═══ SUPPLIED RECORDS

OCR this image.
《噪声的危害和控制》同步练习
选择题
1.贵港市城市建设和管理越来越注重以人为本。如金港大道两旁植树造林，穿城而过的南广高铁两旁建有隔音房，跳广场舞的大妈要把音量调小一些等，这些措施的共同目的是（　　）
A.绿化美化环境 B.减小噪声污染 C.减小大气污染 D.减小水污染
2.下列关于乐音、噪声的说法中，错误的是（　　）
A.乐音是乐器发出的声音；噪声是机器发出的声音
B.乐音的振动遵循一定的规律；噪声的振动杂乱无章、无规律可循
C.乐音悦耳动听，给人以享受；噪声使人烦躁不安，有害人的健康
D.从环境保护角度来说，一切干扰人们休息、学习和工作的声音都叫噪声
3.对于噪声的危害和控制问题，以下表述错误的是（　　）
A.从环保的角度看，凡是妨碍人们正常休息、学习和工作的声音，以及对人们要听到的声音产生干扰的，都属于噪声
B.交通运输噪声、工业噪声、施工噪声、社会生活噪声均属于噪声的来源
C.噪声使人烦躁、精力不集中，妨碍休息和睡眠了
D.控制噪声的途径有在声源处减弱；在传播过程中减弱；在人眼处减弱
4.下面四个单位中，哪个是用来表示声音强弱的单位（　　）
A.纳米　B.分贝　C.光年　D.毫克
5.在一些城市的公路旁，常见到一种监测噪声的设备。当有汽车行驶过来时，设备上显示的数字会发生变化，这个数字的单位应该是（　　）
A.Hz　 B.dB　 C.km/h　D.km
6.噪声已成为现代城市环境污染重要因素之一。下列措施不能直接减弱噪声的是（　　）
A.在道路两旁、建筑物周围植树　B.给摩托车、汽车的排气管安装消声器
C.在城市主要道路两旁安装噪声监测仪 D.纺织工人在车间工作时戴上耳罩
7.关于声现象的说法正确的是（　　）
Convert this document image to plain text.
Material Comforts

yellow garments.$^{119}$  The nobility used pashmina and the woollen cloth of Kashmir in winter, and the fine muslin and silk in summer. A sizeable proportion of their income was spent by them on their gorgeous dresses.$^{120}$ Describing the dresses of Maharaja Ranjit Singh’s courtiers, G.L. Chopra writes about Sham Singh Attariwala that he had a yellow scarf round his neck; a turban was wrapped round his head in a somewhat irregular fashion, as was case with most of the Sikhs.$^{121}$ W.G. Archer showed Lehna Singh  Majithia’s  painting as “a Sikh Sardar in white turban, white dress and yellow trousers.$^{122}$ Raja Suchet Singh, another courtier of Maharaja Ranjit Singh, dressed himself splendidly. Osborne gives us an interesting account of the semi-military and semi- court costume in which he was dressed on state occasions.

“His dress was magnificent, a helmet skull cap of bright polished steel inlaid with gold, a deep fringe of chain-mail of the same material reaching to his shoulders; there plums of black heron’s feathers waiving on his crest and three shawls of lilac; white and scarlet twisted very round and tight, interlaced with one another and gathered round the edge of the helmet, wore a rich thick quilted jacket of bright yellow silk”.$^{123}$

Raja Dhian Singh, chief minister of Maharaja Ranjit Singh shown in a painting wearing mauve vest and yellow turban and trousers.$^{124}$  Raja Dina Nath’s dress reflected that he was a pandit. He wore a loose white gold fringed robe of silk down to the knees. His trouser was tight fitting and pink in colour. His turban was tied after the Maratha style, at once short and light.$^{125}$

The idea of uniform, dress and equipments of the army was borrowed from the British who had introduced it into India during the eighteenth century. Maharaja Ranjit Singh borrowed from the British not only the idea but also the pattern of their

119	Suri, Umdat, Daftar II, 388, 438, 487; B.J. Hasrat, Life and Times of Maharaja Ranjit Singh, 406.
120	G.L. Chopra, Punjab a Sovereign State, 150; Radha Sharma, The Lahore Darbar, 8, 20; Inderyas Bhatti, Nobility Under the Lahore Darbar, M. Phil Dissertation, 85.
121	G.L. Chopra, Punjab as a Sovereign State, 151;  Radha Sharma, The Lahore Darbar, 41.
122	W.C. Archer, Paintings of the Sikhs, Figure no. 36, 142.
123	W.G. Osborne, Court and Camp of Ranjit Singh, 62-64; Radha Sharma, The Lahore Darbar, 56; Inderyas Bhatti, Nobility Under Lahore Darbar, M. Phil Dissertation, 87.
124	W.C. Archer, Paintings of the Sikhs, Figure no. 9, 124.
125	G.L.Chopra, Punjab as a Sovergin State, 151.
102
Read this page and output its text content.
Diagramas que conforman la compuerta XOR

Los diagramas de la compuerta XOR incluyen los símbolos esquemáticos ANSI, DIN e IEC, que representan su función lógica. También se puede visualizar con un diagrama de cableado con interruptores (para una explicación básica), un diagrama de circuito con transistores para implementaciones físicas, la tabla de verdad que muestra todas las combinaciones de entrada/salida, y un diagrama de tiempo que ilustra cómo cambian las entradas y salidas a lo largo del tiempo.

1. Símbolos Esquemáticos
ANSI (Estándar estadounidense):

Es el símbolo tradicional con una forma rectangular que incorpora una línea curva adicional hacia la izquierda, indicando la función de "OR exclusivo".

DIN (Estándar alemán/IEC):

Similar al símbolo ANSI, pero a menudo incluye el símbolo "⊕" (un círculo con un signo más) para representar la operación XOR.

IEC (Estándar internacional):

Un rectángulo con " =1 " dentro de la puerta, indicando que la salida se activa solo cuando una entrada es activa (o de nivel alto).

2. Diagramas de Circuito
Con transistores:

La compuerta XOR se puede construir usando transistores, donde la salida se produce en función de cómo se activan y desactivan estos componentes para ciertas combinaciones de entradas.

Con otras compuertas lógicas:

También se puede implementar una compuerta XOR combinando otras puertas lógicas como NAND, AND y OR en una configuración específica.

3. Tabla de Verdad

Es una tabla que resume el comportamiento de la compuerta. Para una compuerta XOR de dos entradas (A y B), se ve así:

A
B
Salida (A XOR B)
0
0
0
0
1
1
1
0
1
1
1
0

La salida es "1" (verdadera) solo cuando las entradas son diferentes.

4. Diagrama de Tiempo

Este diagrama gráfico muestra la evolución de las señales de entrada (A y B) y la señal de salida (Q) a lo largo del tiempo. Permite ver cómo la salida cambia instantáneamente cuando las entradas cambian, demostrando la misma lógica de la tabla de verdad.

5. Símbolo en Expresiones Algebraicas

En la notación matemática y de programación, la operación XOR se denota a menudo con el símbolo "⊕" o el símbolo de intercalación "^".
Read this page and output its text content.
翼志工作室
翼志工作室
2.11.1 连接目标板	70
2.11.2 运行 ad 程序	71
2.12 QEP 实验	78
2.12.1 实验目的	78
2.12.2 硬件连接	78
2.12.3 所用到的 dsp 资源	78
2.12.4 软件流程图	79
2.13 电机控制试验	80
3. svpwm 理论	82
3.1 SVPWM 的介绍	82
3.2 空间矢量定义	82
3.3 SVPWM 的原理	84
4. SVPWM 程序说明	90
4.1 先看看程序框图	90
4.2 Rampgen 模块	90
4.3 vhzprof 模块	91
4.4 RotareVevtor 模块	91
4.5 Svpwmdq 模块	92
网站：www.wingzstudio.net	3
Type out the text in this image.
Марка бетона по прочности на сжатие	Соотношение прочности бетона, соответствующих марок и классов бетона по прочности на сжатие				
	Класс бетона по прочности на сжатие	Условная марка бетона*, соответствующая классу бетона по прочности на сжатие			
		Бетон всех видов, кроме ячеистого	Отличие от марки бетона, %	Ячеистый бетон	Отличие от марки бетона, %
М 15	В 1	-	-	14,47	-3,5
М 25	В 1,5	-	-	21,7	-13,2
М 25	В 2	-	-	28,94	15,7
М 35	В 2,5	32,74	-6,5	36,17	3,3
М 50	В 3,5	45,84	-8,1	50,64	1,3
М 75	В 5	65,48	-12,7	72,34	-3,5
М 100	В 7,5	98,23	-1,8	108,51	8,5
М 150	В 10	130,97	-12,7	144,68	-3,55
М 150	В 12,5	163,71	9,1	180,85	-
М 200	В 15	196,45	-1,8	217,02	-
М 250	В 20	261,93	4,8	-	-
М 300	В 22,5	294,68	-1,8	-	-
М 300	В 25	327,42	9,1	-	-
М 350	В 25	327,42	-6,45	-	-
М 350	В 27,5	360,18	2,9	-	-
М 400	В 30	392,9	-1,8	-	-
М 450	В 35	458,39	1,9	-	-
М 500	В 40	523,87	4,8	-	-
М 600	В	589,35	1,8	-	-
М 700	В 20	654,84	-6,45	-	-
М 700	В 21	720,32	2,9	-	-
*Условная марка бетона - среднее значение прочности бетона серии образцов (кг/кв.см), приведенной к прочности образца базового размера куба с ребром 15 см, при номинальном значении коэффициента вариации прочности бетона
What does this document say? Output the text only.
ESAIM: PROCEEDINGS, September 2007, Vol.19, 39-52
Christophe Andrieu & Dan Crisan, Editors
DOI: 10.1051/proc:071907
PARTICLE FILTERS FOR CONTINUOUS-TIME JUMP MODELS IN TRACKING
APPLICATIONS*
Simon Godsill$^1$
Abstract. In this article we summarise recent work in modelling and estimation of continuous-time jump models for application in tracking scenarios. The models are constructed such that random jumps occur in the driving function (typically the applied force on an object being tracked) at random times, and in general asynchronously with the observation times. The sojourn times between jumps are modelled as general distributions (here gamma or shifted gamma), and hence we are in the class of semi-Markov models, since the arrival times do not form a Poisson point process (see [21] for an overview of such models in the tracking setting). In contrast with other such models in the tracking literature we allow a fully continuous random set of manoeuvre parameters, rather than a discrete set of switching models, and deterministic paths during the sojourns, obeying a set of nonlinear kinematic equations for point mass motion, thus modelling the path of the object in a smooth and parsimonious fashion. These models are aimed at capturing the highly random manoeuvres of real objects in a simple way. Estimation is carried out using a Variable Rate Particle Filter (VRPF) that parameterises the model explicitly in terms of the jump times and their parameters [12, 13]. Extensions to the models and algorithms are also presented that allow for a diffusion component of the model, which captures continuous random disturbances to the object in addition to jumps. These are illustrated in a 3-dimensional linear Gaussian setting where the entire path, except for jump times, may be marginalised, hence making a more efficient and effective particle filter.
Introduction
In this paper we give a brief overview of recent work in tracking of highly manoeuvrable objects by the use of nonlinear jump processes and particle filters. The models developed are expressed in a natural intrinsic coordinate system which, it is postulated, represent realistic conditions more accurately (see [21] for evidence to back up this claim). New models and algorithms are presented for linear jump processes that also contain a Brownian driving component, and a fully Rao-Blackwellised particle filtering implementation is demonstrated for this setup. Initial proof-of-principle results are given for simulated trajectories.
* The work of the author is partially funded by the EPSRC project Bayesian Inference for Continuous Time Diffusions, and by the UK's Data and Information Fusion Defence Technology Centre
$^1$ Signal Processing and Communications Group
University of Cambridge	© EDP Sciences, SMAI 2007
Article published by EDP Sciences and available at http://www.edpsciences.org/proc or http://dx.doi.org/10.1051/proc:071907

══════

Every line holding "Sovereign" should be copied out.

#### ANSWER IN FULL
120	G.L. Chopra, Punjab a Sovereign State, 150; Radha Sharma, The Lahore Darbar, 8, 20; Inderyas Bhatti, Nobility Under the Lahore Darbar, M. Phil Dissertation, 85.
121	G.L. Chopra, Punjab as a Sovereign State, 151;  Radha Sharma, The Lahore Darbar, 41.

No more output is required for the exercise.